> [Data]:
>> begin
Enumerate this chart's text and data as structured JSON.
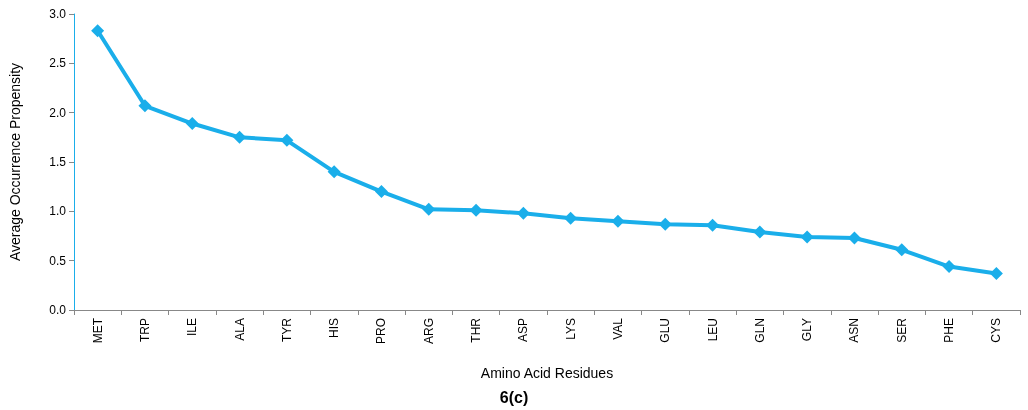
{
  "chart_data": {
    "type": "line",
    "title": "6(c)",
    "xlabel": "Amino Acid Residues",
    "ylabel": "Average Occurrence Propensity",
    "categories": [
      "MET",
      "TRP",
      "ILE",
      "ALA",
      "TYR",
      "HIS",
      "PRO",
      "ARG",
      "THR",
      "ASP",
      "LYS",
      "VAL",
      "GLU",
      "LEU",
      "GLN",
      "GLY",
      "ASN",
      "SER",
      "PHE",
      "CYS"
    ],
    "series": [
      {
        "color": "#1aaeea",
        "values": [
          2.83,
          2.07,
          1.89,
          1.75,
          1.72,
          1.4,
          1.2,
          1.02,
          1.01,
          0.98,
          0.93,
          0.9,
          0.87,
          0.86,
          0.79,
          0.74,
          0.73,
          0.61,
          0.44,
          0.37
        ]
      }
    ],
    "ylim": [
      0,
      3
    ],
    "yticks": [
      {
        "value": 0,
        "label": "0.0"
      },
      {
        "value": 0.5,
        "label": "0.5"
      },
      {
        "value": 1,
        "label": "1.0"
      },
      {
        "value": 1.5,
        "label": "1.5"
      },
      {
        "value": 2,
        "label": "2.0"
      },
      {
        "value": 2.5,
        "label": "2.5"
      },
      {
        "value": 3,
        "label": "3.0"
      }
    ],
    "grid": false,
    "marker": "diamond",
    "line_style": "solid"
  }
}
>> end
> [What you have to do]: Write the records out once more, exactly as they appear, with no pictures.

> [Answer to this exercise]:
Enumerate this chart's text and data as structured JSON.
{
  "chart_data": {
    "type": "line",
    "title": "6(c)",
    "xlabel": "Amino Acid Residues",
    "ylabel": "Average Occurrence Propensity",
    "categories": [
      "MET",
      "TRP",
      "ILE",
      "ALA",
      "TYR",
      "HIS",
      "PRO",
      "ARG",
      "THR",
      "ASP",
      "LYS",
      "VAL",
      "GLU",
      "LEU",
      "GLN",
      "GLY",
      "ASN",
      "SER",
      "PHE",
      "CYS"
    ],
    "series": [
      {
        "color": "#1aaeea",
        "values": [
          2.83,
          2.07,
          1.89,
          1.75,
          1.72,
          1.4,
          1.2,
          1.02,
          1.01,
          0.98,
          0.93,
          0.9,
          0.87,
          0.86,
          0.79,
          0.74,
          0.73,
          0.61,
          0.44,
          0.37
        ]
      }
    ],
    "ylim": [
      0,
      3
    ],
    "yticks": [
      {
        "value": 0,
        "label": "0.0"
      },
      {
        "value": 0.5,
        "label": "0.5"
      },
      {
        "value": 1,
        "label": "1.0"
      },
      {
        "value": 1.5,
        "label": "1.5"
      },
      {
        "value": 2,
        "label": "2.0"
      },
      {
        "value": 2.5,
        "label": "2.5"
      },
      {
        "value": 3,
        "label": "3.0"
      }
    ],
    "grid": false,
    "marker": "diamond",
    "line_style": "solid"
  }
}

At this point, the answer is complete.